((
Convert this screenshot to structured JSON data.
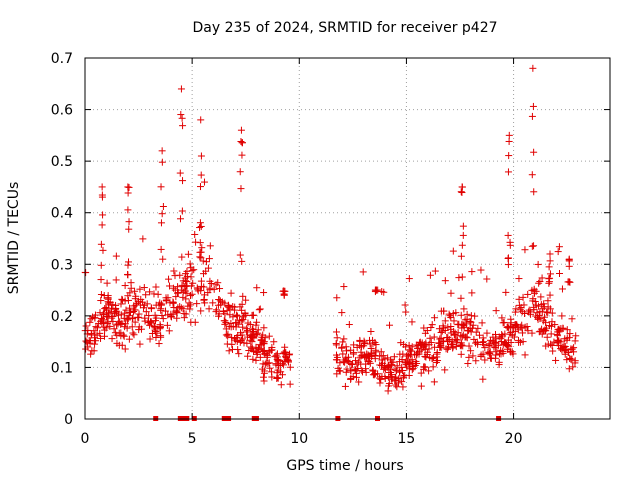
{
  "chart_data": {
    "type": "scatter",
    "title": "Day 235 of 2024, SRMTID for receiver p427",
    "xlabel": "GPS time / hours",
    "ylabel": "SRMTID / TECUs",
    "xlim": [
      0,
      24.5
    ],
    "ylim": [
      0,
      0.7
    ],
    "xticks": [
      0,
      5,
      10,
      15,
      20
    ],
    "xtick_labels": [
      "0",
      "5",
      "10",
      "15",
      "20"
    ],
    "yticks": [
      0,
      0.1,
      0.2,
      0.3,
      0.4,
      0.5,
      0.6,
      0.7
    ],
    "ytick_labels": [
      "0",
      "0.1",
      "0.2",
      "0.3",
      "0.4",
      "0.5",
      "0.6",
      "0.7"
    ],
    "grid": true,
    "marker": "plus",
    "color": "#e00000",
    "series": [
      {
        "name": "SRMTID",
        "segments": [
          {
            "x_start": 0.0,
            "x_end": 9.6,
            "points": 520,
            "envelope": [
              [
                0,
                0.17
              ],
              [
                0.5,
                0.18
              ],
              [
                1,
                0.2
              ],
              [
                1.5,
                0.19
              ],
              [
                2,
                0.2
              ],
              [
                2.5,
                0.21
              ],
              [
                3,
                0.19
              ],
              [
                3.5,
                0.2
              ],
              [
                4,
                0.22
              ],
              [
                4.5,
                0.23
              ],
              [
                5,
                0.26
              ],
              [
                5.5,
                0.27
              ],
              [
                6,
                0.24
              ],
              [
                6.5,
                0.2
              ],
              [
                7,
                0.18
              ],
              [
                7.5,
                0.18
              ],
              [
                8,
                0.15
              ],
              [
                8.5,
                0.12
              ],
              [
                9,
                0.11
              ],
              [
                9.6,
                0.1
              ]
            ],
            "peaks": [
              [
                0.8,
                0.45
              ],
              [
                2.0,
                0.45
              ],
              [
                3.6,
                0.52
              ],
              [
                4.5,
                0.64
              ],
              [
                5.4,
                0.58
              ],
              [
                7.3,
                0.56
              ],
              [
                9.3,
                0.24
              ]
            ]
          },
          {
            "x_start": 11.7,
            "x_end": 22.9,
            "points": 620,
            "envelope": [
              [
                11.7,
                0.13
              ],
              [
                12.5,
                0.11
              ],
              [
                13,
                0.12
              ],
              [
                13.5,
                0.13
              ],
              [
                14,
                0.09
              ],
              [
                14.5,
                0.1
              ],
              [
                15,
                0.11
              ],
              [
                15.5,
                0.12
              ],
              [
                16,
                0.14
              ],
              [
                16.5,
                0.15
              ],
              [
                17,
                0.16
              ],
              [
                17.5,
                0.17
              ],
              [
                18,
                0.17
              ],
              [
                18.5,
                0.15
              ],
              [
                19,
                0.14
              ],
              [
                19.5,
                0.15
              ],
              [
                20,
                0.17
              ],
              [
                20.5,
                0.19
              ],
              [
                21,
                0.21
              ],
              [
                21.5,
                0.19
              ],
              [
                22,
                0.16
              ],
              [
                22.5,
                0.14
              ],
              [
                22.9,
                0.13
              ]
            ],
            "peaks": [
              [
                13.6,
                0.25
              ],
              [
                17.6,
                0.45
              ],
              [
                19.8,
                0.55
              ],
              [
                20.9,
                0.68
              ],
              [
                21.7,
                0.32
              ],
              [
                22.6,
                0.31
              ]
            ]
          }
        ]
      }
    ],
    "rug_x": [
      3.3,
      4.45,
      4.6,
      4.75,
      5.1,
      6.5,
      6.7,
      7.9,
      8.0,
      11.8,
      13.65,
      19.3
    ]
  }
}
))
*Direction*
Every line of the data above should be quoted exactly. Omit the pictures.

*Exercise output*
Convert this screenshot to structured JSON data.
{
  "chart_data": {
    "type": "scatter",
    "title": "Day 235 of 2024, SRMTID for receiver p427",
    "xlabel": "GPS time / hours",
    "ylabel": "SRMTID / TECUs",
    "xlim": [
      0,
      24.5
    ],
    "ylim": [
      0,
      0.7
    ],
    "xticks": [
      0,
      5,
      10,
      15,
      20
    ],
    "xtick_labels": [
      "0",
      "5",
      "10",
      "15",
      "20"
    ],
    "yticks": [
      0,
      0.1,
      0.2,
      0.3,
      0.4,
      0.5,
      0.6,
      0.7
    ],
    "ytick_labels": [
      "0",
      "0.1",
      "0.2",
      "0.3",
      "0.4",
      "0.5",
      "0.6",
      "0.7"
    ],
    "grid": true,
    "marker": "plus",
    "color": "#e00000",
    "series": [
      {
        "name": "SRMTID",
        "segments": [
          {
            "x_start": 0.0,
            "x_end": 9.6,
            "points": 520,
            "envelope": [
              [
                0,
                0.17
              ],
              [
                0.5,
                0.18
              ],
              [
                1,
                0.2
              ],
              [
                1.5,
                0.19
              ],
              [
                2,
                0.2
              ],
              [
                2.5,
                0.21
              ],
              [
                3,
                0.19
              ],
              [
                3.5,
                0.2
              ],
              [
                4,
                0.22
              ],
              [
                4.5,
                0.23
              ],
              [
                5,
                0.26
              ],
              [
                5.5,
                0.27
              ],
              [
                6,
                0.24
              ],
              [
                6.5,
                0.2
              ],
              [
                7,
                0.18
              ],
              [
                7.5,
                0.18
              ],
              [
                8,
                0.15
              ],
              [
                8.5,
                0.12
              ],
              [
                9,
                0.11
              ],
              [
                9.6,
                0.1
              ]
            ],
            "peaks": [
              [
                0.8,
                0.45
              ],
              [
                2.0,
                0.45
              ],
              [
                3.6,
                0.52
              ],
              [
                4.5,
                0.64
              ],
              [
                5.4,
                0.58
              ],
              [
                7.3,
                0.56
              ],
              [
                9.3,
                0.24
              ]
            ]
          },
          {
            "x_start": 11.7,
            "x_end": 22.9,
            "points": 620,
            "envelope": [
              [
                11.7,
                0.13
              ],
              [
                12.5,
                0.11
              ],
              [
                13,
                0.12
              ],
              [
                13.5,
                0.13
              ],
              [
                14,
                0.09
              ],
              [
                14.5,
                0.1
              ],
              [
                15,
                0.11
              ],
              [
                15.5,
                0.12
              ],
              [
                16,
                0.14
              ],
              [
                16.5,
                0.15
              ],
              [
                17,
                0.16
              ],
              [
                17.5,
                0.17
              ],
              [
                18,
                0.17
              ],
              [
                18.5,
                0.15
              ],
              [
                19,
                0.14
              ],
              [
                19.5,
                0.15
              ],
              [
                20,
                0.17
              ],
              [
                20.5,
                0.19
              ],
              [
                21,
                0.21
              ],
              [
                21.5,
                0.19
              ],
              [
                22,
                0.16
              ],
              [
                22.5,
                0.14
              ],
              [
                22.9,
                0.13
              ]
            ],
            "peaks": [
              [
                13.6,
                0.25
              ],
              [
                17.6,
                0.45
              ],
              [
                19.8,
                0.55
              ],
              [
                20.9,
                0.68
              ],
              [
                21.7,
                0.32
              ],
              [
                22.6,
                0.31
              ]
            ]
          }
        ]
      }
    ],
    "rug_x": [
      3.3,
      4.45,
      4.6,
      4.75,
      5.1,
      6.5,
      6.7,
      7.9,
      8.0,
      11.8,
      13.65,
      19.3
    ]
  }
}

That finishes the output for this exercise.